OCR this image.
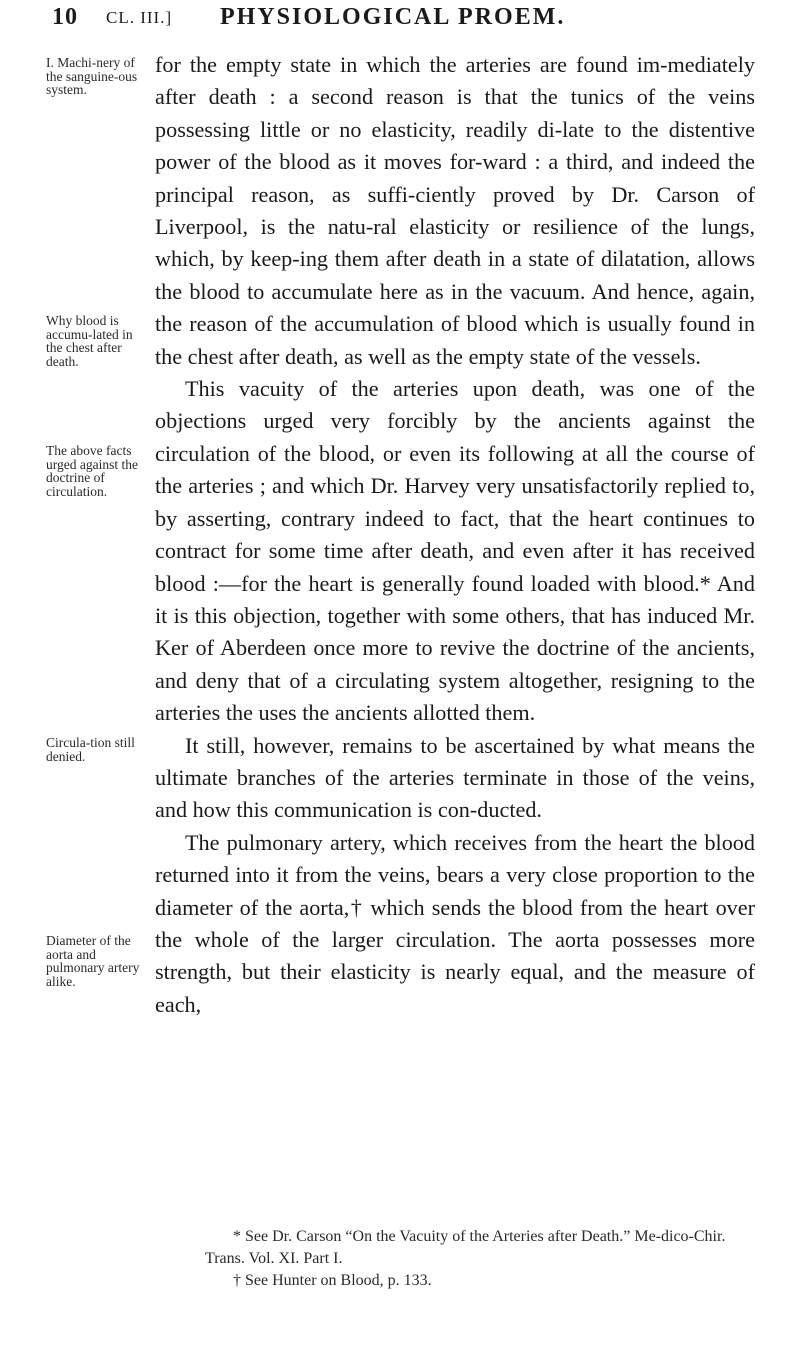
10 CL. III.] PHYSIOLOGICAL PROEM.
I. Machi-nery of the sanguine-ous system.
Why blood is accumu-lated in the chest after death.
The above facts urged against the doctrine of circulation.
Circula-tion still denied.
Diameter of the aorta and pulmonary artery alike.

for the empty state in which the arteries are found im-mediately after death : a second reason is that the tunics of the veins possessing little or no elasticity, readily di-late to the distentive power of the blood as it moves for-ward : a third, and indeed the principal reason, as suffi-ciently proved by Dr. Carson of Liverpool, is the natu-ral elasticity or resilience of the lungs, which, by keep-ing them after death in a state of dilatation, allows the blood to accumulate here as in the vacuum. And hence, again, the reason of the accumulation of blood which is usually found in the chest after death, as well as the empty state of the vessels.

This vacuity of the arteries upon death, was one of the objections urged very forcibly by the ancients against the circulation of the blood, or even its following at all the course of the arteries ; and which Dr. Harvey very unsatisfactorily replied to, by asserting, contrary indeed to fact, that the heart continues to contract for some time after death, and even after it has received blood :—for the heart is generally found loaded with blood.* And it is this objection, together with some others, that has induced Mr. Ker of Aberdeen once more to revive the doctrine of the ancients, and deny that of a circulating system altogether, resigning to the arteries the uses the ancients allotted them.

It still, however, remains to be ascertained by what means the ultimate branches of the arteries terminate in those of the veins, and how this communication is con-ducted.

The pulmonary artery, which receives from the heart the blood returned into it from the veins, bears a very close proportion to the diameter of the aorta,† which sends the blood from the heart over the whole of the larger circulation. The aorta possesses more strength, but their elasticity is nearly equal, and the measure of each,

* See Dr. Carson “On the Vacuity of the Arteries after Death.” Me-dico-Chir. Trans. Vol. XI. Part I.

† See Hunter on Blood, p. 133.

**Task to complete:** Retype the entries word for word. Omit any images.

**Problem solution:**
OCR this image.
10 CL. III.] PHYSIOLOGICAL PROEM.
I. Machi-nery of the sanguine-ous system.
Why blood is accumu-lated in the chest after death.
The above facts urged against the doctrine of circulation.
Circula-tion still denied.
Diameter of the aorta and pulmonary artery alike.

for the empty state in which the arteries are found im-mediately after death : a second reason is that the tunics of the veins possessing little or no elasticity, readily di-late to the distentive power of the blood as it moves for-ward : a third, and indeed the principal reason, as suffi-ciently proved by Dr. Carson of Liverpool, is the natu-ral elasticity or resilience of the lungs, which, by keep-ing them after death in a state of dilatation, allows the blood to accumulate here as in the vacuum. And hence, again, the reason of the accumulation of blood which is usually found in the chest after death, as well as the empty state of the vessels.

This vacuity of the arteries upon death, was one of the objections urged very forcibly by the ancients against the circulation of the blood, or even its following at all the course of the arteries ; and which Dr. Harvey very unsatisfactorily replied to, by asserting, contrary indeed to fact, that the heart continues to contract for some time after death, and even after it has received blood :—for the heart is generally found loaded with blood.* And it is this objection, together with some others, that has induced Mr. Ker of Aberdeen once more to revive the doctrine of the ancients, and deny that of a circulating system altogether, resigning to the arteries the uses the ancients allotted them.

It still, however, remains to be ascertained by what means the ultimate branches of the arteries terminate in those of the veins, and how this communication is con-ducted.

The pulmonary artery, which receives from the heart the blood returned into it from the veins, bears a very close proportion to the diameter of the aorta,† which sends the blood from the heart over the whole of the larger circulation. The aorta possesses more strength, but their elasticity is nearly equal, and the measure of each,

* See Dr. Carson “On the Vacuity of the Arteries after Death.” Me-dico-Chir. Trans. Vol. XI. Part I.

† See Hunter on Blood, p. 133.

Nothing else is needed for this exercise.